WHAT IS REQUIRED - Here are some records; copy every line that holds the word "Small".

INPUT FOR THIS TASK -
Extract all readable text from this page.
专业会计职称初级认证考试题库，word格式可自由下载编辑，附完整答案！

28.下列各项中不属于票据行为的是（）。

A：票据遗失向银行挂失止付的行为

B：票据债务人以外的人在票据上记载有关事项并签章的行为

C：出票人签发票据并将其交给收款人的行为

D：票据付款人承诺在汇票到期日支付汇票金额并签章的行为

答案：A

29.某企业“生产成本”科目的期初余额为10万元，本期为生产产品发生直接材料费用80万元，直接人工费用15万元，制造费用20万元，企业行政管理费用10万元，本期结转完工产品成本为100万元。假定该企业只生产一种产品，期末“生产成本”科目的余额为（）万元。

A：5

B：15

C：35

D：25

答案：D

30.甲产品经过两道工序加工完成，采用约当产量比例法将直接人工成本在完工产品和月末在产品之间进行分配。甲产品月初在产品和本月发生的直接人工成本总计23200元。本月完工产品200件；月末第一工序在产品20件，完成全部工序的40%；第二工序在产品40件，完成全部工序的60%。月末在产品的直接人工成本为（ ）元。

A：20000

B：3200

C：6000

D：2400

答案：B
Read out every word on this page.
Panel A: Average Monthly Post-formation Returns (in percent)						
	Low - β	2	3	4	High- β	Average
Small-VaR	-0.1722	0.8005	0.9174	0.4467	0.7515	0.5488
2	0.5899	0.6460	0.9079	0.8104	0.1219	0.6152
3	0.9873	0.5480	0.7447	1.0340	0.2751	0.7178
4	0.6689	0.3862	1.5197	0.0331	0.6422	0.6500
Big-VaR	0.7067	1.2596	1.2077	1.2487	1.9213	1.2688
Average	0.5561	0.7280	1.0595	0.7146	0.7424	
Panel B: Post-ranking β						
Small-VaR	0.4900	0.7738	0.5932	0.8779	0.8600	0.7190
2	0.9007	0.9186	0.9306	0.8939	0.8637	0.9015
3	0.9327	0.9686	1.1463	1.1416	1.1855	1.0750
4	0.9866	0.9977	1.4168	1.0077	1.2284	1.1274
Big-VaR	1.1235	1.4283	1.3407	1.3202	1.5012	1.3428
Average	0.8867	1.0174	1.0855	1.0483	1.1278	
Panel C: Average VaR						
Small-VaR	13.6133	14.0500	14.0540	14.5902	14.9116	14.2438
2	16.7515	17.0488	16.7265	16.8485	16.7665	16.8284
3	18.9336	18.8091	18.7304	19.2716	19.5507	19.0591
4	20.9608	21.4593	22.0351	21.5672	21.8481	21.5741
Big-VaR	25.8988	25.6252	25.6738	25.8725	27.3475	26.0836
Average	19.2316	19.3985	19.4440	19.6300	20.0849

EXERCISE RESPONSE -
Small-VaR	-0.1722	0.8005	0.9174	0.4467	0.7515	0.5488
Small-VaR	0.4900	0.7738	0.5932	0.8779	0.8600	0.7190
Small-VaR	13.6133	14.0500	14.0540	14.5902	14.9116	14.2438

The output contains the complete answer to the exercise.